CHALLENGE: Repeat the listing below in full, exactly as it stands.

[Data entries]
"""
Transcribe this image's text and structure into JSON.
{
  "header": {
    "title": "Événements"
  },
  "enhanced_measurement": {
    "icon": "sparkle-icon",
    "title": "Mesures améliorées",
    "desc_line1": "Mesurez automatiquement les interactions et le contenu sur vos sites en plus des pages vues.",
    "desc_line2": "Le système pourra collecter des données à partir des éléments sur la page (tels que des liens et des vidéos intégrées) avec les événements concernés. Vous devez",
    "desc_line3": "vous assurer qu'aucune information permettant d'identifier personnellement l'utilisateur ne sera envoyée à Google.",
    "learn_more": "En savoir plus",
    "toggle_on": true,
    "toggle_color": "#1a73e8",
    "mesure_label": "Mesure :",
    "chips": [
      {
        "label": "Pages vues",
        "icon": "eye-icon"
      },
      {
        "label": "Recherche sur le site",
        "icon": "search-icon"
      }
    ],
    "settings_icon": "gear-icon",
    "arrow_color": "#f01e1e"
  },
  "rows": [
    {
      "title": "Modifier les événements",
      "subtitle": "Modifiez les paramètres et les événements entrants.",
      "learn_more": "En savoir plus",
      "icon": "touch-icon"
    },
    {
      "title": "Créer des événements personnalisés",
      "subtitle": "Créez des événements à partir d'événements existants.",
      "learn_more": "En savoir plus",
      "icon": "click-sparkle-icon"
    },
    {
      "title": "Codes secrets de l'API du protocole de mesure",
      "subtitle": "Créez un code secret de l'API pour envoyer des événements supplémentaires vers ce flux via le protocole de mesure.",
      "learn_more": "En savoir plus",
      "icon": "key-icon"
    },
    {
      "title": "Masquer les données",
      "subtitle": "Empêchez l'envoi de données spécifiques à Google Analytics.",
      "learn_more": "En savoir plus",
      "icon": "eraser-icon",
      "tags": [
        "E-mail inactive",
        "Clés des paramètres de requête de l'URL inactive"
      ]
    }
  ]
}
"""
ANSWER TO THIS TASK:
Transcribe this image's text and structure into JSON.
{
  "header": {
    "title": "Événements"
  },
  "enhanced_measurement": {
    "icon": "sparkle-icon",
    "title": "Mesures améliorées",
    "desc_line1": "Mesurez automatiquement les interactions et le contenu sur vos sites en plus des pages vues.",
    "desc_line2": "Le système pourra collecter des données à partir des éléments sur la page (tels que des liens et des vidéos intégrées) avec les événements concernés. Vous devez",
    "desc_line3": "vous assurer qu'aucune information permettant d'identifier personnellement l'utilisateur ne sera envoyée à Google.",
    "learn_more": "En savoir plus",
    "toggle_on": true,
    "toggle_color": "#1a73e8",
    "mesure_label": "Mesure :",
    "chips": [
      {
        "label": "Pages vues",
        "icon": "eye-icon"
      },
      {
        "label": "Recherche sur le site",
        "icon": "search-icon"
      }
    ],
    "settings_icon": "gear-icon",
    "arrow_color": "#f01e1e"
  },
  "rows": [
    {
      "title": "Modifier les événements",
      "subtitle": "Modifiez les paramètres et les événements entrants.",
      "learn_more": "En savoir plus",
      "icon": "touch-icon"
    },
    {
      "title": "Créer des événements personnalisés",
      "subtitle": "Créez des événements à partir d'événements existants.",
      "learn_more": "En savoir plus",
      "icon": "click-sparkle-icon"
    },
    {
      "title": "Codes secrets de l'API du protocole de mesure",
      "subtitle": "Créez un code secret de l'API pour envoyer des événements supplémentaires vers ce flux via le protocole de mesure.",
      "learn_more": "En savoir plus",
      "icon": "key-icon"
    },
    {
      "title": "Masquer les données",
      "subtitle": "Empêchez l'envoi de données spécifiques à Google Analytics.",
      "learn_more": "En savoir plus",
      "icon": "eraser-icon",
      "tags": [
        "E-mail inactive",
        "Clés des paramètres de requête de l'URL inactive"
      ]
    }
  ]
}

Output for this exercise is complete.